Task description:
Read the records below and copy each line that contains "Slope".

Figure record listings
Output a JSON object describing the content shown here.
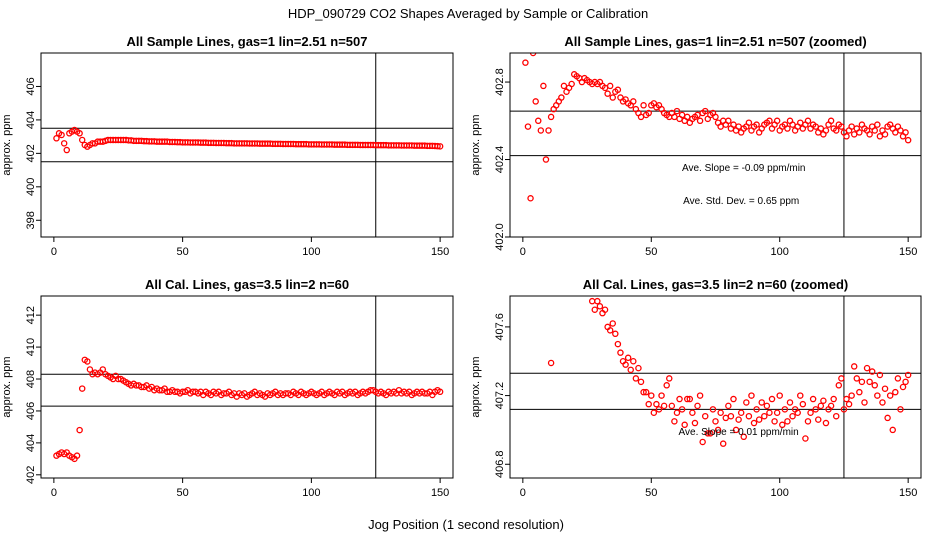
{
  "figure": {
    "title": "HDP_090729  CO2 Shapes Averaged by Sample or Calibration",
    "xlabel": "Jog Position (1 second resolution)"
  },
  "colors": {
    "points": "#ff0000",
    "lines": "#000000"
  },
  "chart_data": [
    {
      "type": "scatter",
      "title": "All Sample Lines, gas=1 lin=2.51 n=507",
      "xlabel": "",
      "ylabel": "approx. ppm",
      "xlim": [
        -5,
        155
      ],
      "ylim": [
        397,
        408
      ],
      "xticks": [
        0,
        50,
        100,
        150
      ],
      "yticks": [
        398,
        400,
        402,
        404,
        406
      ],
      "hlines": [
        403.5,
        401.5
      ],
      "vline": 125,
      "annotations": [],
      "series": [
        {
          "x_start": 1,
          "x_step": 1,
          "y": [
            402.9,
            403.2,
            403.1,
            402.6,
            402.2,
            403.2,
            403.3,
            403.4,
            403.3,
            403.2,
            402.8,
            402.5,
            402.4,
            402.5,
            402.6,
            402.6,
            402.7,
            402.7,
            402.7,
            402.75,
            402.8,
            402.8,
            402.8,
            402.8,
            402.8,
            402.8,
            402.8,
            402.8,
            402.78,
            402.78,
            402.75,
            402.75,
            402.75,
            402.75,
            402.73,
            402.73,
            402.72,
            402.72,
            402.72,
            402.7,
            402.7,
            402.7,
            402.7,
            402.7,
            402.68,
            402.68,
            402.68,
            402.67,
            402.67,
            402.66,
            402.66,
            402.66,
            402.65,
            402.65,
            402.65,
            402.65,
            402.64,
            402.64,
            402.64,
            402.63,
            402.63,
            402.63,
            402.62,
            402.62,
            402.62,
            402.62,
            402.61,
            402.61,
            402.61,
            402.6,
            402.6,
            402.6,
            402.6,
            402.6,
            402.6,
            402.59,
            402.59,
            402.59,
            402.59,
            402.58,
            402.58,
            402.58,
            402.58,
            402.58,
            402.57,
            402.57,
            402.57,
            402.57,
            402.56,
            402.56,
            402.56,
            402.56,
            402.56,
            402.55,
            402.55,
            402.55,
            402.55,
            402.55,
            402.54,
            402.54,
            402.54,
            402.54,
            402.54,
            402.53,
            402.53,
            402.53,
            402.53,
            402.53,
            402.52,
            402.52,
            402.52,
            402.52,
            402.52,
            402.51,
            402.51,
            402.51,
            402.51,
            402.51,
            402.5,
            402.5,
            402.5,
            402.5,
            402.5,
            402.5,
            402.49,
            402.49,
            402.49,
            402.49,
            402.49,
            402.48,
            402.48,
            402.48,
            402.48,
            402.48,
            402.47,
            402.47,
            402.47,
            402.47,
            402.47,
            402.46,
            402.46,
            402.46,
            402.46,
            402.46,
            402.45,
            402.45,
            402.45,
            402.44,
            402.43,
            402.42
          ]
        }
      ]
    },
    {
      "type": "scatter",
      "title": "All Sample Lines, gas=1 lin=2.51 n=507 (zoomed)",
      "xlabel": "",
      "ylabel": "approx. ppm",
      "xlim": [
        -5,
        155
      ],
      "ylim": [
        402.0,
        402.95
      ],
      "xticks": [
        0,
        50,
        100,
        150
      ],
      "yticks": [
        402.0,
        402.4,
        402.8
      ],
      "hlines": [
        402.65,
        402.42
      ],
      "vline": 125,
      "annotations": [
        {
          "text": "Ave. Slope =  -0.09  ppm/min",
          "x": 86,
          "y": 402.34
        },
        {
          "text": "Ave. Std. Dev. =  0.65  ppm",
          "x": 85,
          "y": 402.17
        }
      ],
      "series": [
        {
          "x_start": 1,
          "x_step": 1,
          "y": [
            402.9,
            402.57,
            402.2,
            402.95,
            402.7,
            402.6,
            402.55,
            402.78,
            402.4,
            402.55,
            402.62,
            402.66,
            402.68,
            402.7,
            402.72,
            402.78,
            402.75,
            402.77,
            402.79,
            402.84,
            402.83,
            402.82,
            402.8,
            402.82,
            402.81,
            402.8,
            402.79,
            402.8,
            402.79,
            402.8,
            402.78,
            402.77,
            402.74,
            402.78,
            402.72,
            402.75,
            402.76,
            402.72,
            402.7,
            402.71,
            402.69,
            402.68,
            402.7,
            402.66,
            402.64,
            402.62,
            402.68,
            402.63,
            402.64,
            402.68,
            402.69,
            402.67,
            402.68,
            402.66,
            402.64,
            402.63,
            402.62,
            402.64,
            402.62,
            402.65,
            402.61,
            402.63,
            402.6,
            402.62,
            402.59,
            402.61,
            402.62,
            402.63,
            402.6,
            402.64,
            402.65,
            402.61,
            402.63,
            402.64,
            402.62,
            402.59,
            402.57,
            402.6,
            402.58,
            402.6,
            402.56,
            402.58,
            402.55,
            402.57,
            402.54,
            402.56,
            402.57,
            402.59,
            402.55,
            402.57,
            402.58,
            402.54,
            402.56,
            402.58,
            402.59,
            402.6,
            402.56,
            402.58,
            402.6,
            402.55,
            402.57,
            402.58,
            402.56,
            402.6,
            402.58,
            402.55,
            402.57,
            402.59,
            402.56,
            402.58,
            402.6,
            402.56,
            402.58,
            402.57,
            402.54,
            402.56,
            402.53,
            402.55,
            402.58,
            402.6,
            402.56,
            402.55,
            402.58,
            402.57,
            402.54,
            402.52,
            402.55,
            402.57,
            402.53,
            402.56,
            402.54,
            402.58,
            402.56,
            402.55,
            402.53,
            402.57,
            402.55,
            402.58,
            402.52,
            402.55,
            402.53,
            402.57,
            402.58,
            402.56,
            402.54,
            402.57,
            402.55,
            402.52,
            402.54,
            402.5
          ]
        }
      ]
    },
    {
      "type": "scatter",
      "title": "All Cal. Lines, gas=3.5 lin=2 n=60",
      "xlabel": "",
      "ylabel": "approx. ppm",
      "xlim": [
        -5,
        155
      ],
      "ylim": [
        401.8,
        413.2
      ],
      "xticks": [
        0,
        50,
        100,
        150
      ],
      "yticks": [
        402,
        404,
        406,
        408,
        410,
        412
      ],
      "hlines": [
        408.3,
        406.3
      ],
      "vline": 125,
      "annotations": [],
      "series": [
        {
          "x_start": 1,
          "x_step": 1,
          "y": [
            403.2,
            403.3,
            403.4,
            403.3,
            403.4,
            403.2,
            403.1,
            403.0,
            403.2,
            404.8,
            407.4,
            409.2,
            409.1,
            408.6,
            408.3,
            408.4,
            408.3,
            408.4,
            408.6,
            408.3,
            408.2,
            408.1,
            408.0,
            408.2,
            408.0,
            408.0,
            407.9,
            407.8,
            407.7,
            407.6,
            407.7,
            407.6,
            407.6,
            407.5,
            407.5,
            407.6,
            407.4,
            407.5,
            407.3,
            407.4,
            407.3,
            407.3,
            407.4,
            407.2,
            407.2,
            407.3,
            407.2,
            407.2,
            407.1,
            407.2,
            407.2,
            407.3,
            407.1,
            407.2,
            407.2,
            407.1,
            407.2,
            407.0,
            407.2,
            407.1,
            407.0,
            407.2,
            407.1,
            407.2,
            407.0,
            407.1,
            407.1,
            407.2,
            407.0,
            407.1,
            406.9,
            407.1,
            407.0,
            407.1,
            406.9,
            407.0,
            407.1,
            407.2,
            407.0,
            407.1,
            407.0,
            406.9,
            407.1,
            407.0,
            407.1,
            407.2,
            407.0,
            407.1,
            407.0,
            407.1,
            407.1,
            407.0,
            407.2,
            407.1,
            407.0,
            407.2,
            407.1,
            407.0,
            407.1,
            407.2,
            407.1,
            407.0,
            407.1,
            407.2,
            407.0,
            407.1,
            407.2,
            407.1,
            407.0,
            407.2,
            407.1,
            407.2,
            407.0,
            407.1,
            407.2,
            407.1,
            407.2,
            407.0,
            407.1,
            407.2,
            407.1,
            407.2,
            407.3,
            407.3,
            407.2,
            407.1,
            407.2,
            407.1,
            407.0,
            407.2,
            407.1,
            407.2,
            407.1,
            407.3,
            407.1,
            407.2,
            407.1,
            407.2,
            407.0,
            407.1,
            407.2,
            407.1,
            407.2,
            407.1,
            407.1,
            407.2,
            407.0,
            407.2,
            407.3,
            407.2
          ]
        }
      ]
    },
    {
      "type": "scatter",
      "title": "All Cal. Lines, gas=3.5 lin=2 n=60 (zoomed)",
      "xlabel": "",
      "ylabel": "approx. ppm",
      "xlim": [
        -5,
        155
      ],
      "ylim": [
        406.72,
        407.78
      ],
      "xticks": [
        0,
        50,
        100,
        150
      ],
      "yticks": [
        406.8,
        407.2,
        407.6
      ],
      "hlines": [
        407.33,
        407.12
      ],
      "vline": 125,
      "annotations": [
        {
          "text": "Ave. Slope =  0.01  ppm/min",
          "x": 84,
          "y": 406.97
        }
      ],
      "points": [
        [
          11,
          407.39
        ],
        [
          27,
          407.75
        ],
        [
          28,
          407.7
        ],
        [
          29,
          407.75
        ],
        [
          30,
          407.72
        ],
        [
          31,
          407.68
        ],
        [
          32,
          407.7
        ],
        [
          33,
          407.6
        ],
        [
          34,
          407.58
        ],
        [
          35,
          407.62
        ],
        [
          36,
          407.56
        ],
        [
          37,
          407.5
        ],
        [
          38,
          407.45
        ],
        [
          39,
          407.4
        ],
        [
          40,
          407.38
        ],
        [
          41,
          407.42
        ],
        [
          42,
          407.35
        ],
        [
          43,
          407.4
        ],
        [
          44,
          407.3
        ],
        [
          45,
          407.36
        ],
        [
          46,
          407.28
        ],
        [
          47,
          407.22
        ],
        [
          48,
          407.22
        ],
        [
          49,
          407.15
        ],
        [
          50,
          407.2
        ],
        [
          51,
          407.1
        ],
        [
          52,
          407.15
        ],
        [
          53,
          407.12
        ],
        [
          54,
          407.2
        ],
        [
          55,
          407.14
        ],
        [
          56,
          407.26
        ],
        [
          57,
          407.3
        ],
        [
          58,
          407.14
        ],
        [
          59,
          407.05
        ],
        [
          60,
          407.1
        ],
        [
          61,
          407.18
        ],
        [
          62,
          407.12
        ],
        [
          63,
          407.03
        ],
        [
          64,
          407.18
        ],
        [
          65,
          407.18
        ],
        [
          66,
          407.1
        ],
        [
          67,
          407.04
        ],
        [
          68,
          407.14
        ],
        [
          69,
          407.2
        ],
        [
          70,
          406.93
        ],
        [
          71,
          407.08
        ],
        [
          72,
          406.98
        ],
        [
          73,
          406.98
        ],
        [
          74,
          407.12
        ],
        [
          75,
          407.05
        ],
        [
          76,
          407.0
        ],
        [
          77,
          407.1
        ],
        [
          78,
          406.92
        ],
        [
          79,
          407.07
        ],
        [
          80,
          407.14
        ],
        [
          81,
          407.08
        ],
        [
          82,
          407.18
        ],
        [
          83,
          407.0
        ],
        [
          84,
          407.06
        ],
        [
          85,
          407.1
        ],
        [
          86,
          406.96
        ],
        [
          87,
          407.16
        ],
        [
          88,
          407.08
        ],
        [
          89,
          407.2
        ],
        [
          90,
          407.04
        ],
        [
          91,
          407.12
        ],
        [
          92,
          407.06
        ],
        [
          93,
          407.16
        ],
        [
          94,
          407.08
        ],
        [
          95,
          407.14
        ],
        [
          96,
          407.1
        ],
        [
          97,
          407.18
        ],
        [
          98,
          407.05
        ],
        [
          99,
          407.1
        ],
        [
          100,
          407.2
        ],
        [
          101,
          407.03
        ],
        [
          102,
          407.12
        ],
        [
          103,
          407.05
        ],
        [
          104,
          407.16
        ],
        [
          105,
          407.08
        ],
        [
          106,
          407.12
        ],
        [
          107,
          407.1
        ],
        [
          108,
          407.2
        ],
        [
          109,
          407.15
        ],
        [
          110,
          406.95
        ],
        [
          111,
          407.05
        ],
        [
          112,
          407.1
        ],
        [
          113,
          407.18
        ],
        [
          114,
          407.12
        ],
        [
          115,
          407.06
        ],
        [
          116,
          407.14
        ],
        [
          117,
          407.17
        ],
        [
          118,
          407.04
        ],
        [
          119,
          407.12
        ],
        [
          120,
          407.14
        ],
        [
          121,
          407.18
        ],
        [
          122,
          407.08
        ],
        [
          123,
          407.26
        ],
        [
          124,
          407.3
        ],
        [
          125,
          407.12
        ],
        [
          126,
          407.18
        ],
        [
          127,
          407.15
        ],
        [
          128,
          407.2
        ],
        [
          129,
          407.37
        ],
        [
          130,
          407.3
        ],
        [
          131,
          407.22
        ],
        [
          132,
          407.28
        ],
        [
          133,
          407.16
        ],
        [
          134,
          407.36
        ],
        [
          135,
          407.28
        ],
        [
          136,
          407.34
        ],
        [
          137,
          407.26
        ],
        [
          138,
          407.2
        ],
        [
          139,
          407.32
        ],
        [
          140,
          407.16
        ],
        [
          141,
          407.24
        ],
        [
          142,
          407.07
        ],
        [
          143,
          407.2
        ],
        [
          144,
          407.0
        ],
        [
          145,
          407.22
        ],
        [
          146,
          407.3
        ],
        [
          147,
          407.12
        ],
        [
          148,
          407.25
        ],
        [
          149,
          407.28
        ],
        [
          150,
          407.32
        ]
      ]
    }
  ]
}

Expected output:
          "text": "Ave. Slope =  -0.09  ppm/min",
          "text": "Ave. Slope =  0.01  ppm/min",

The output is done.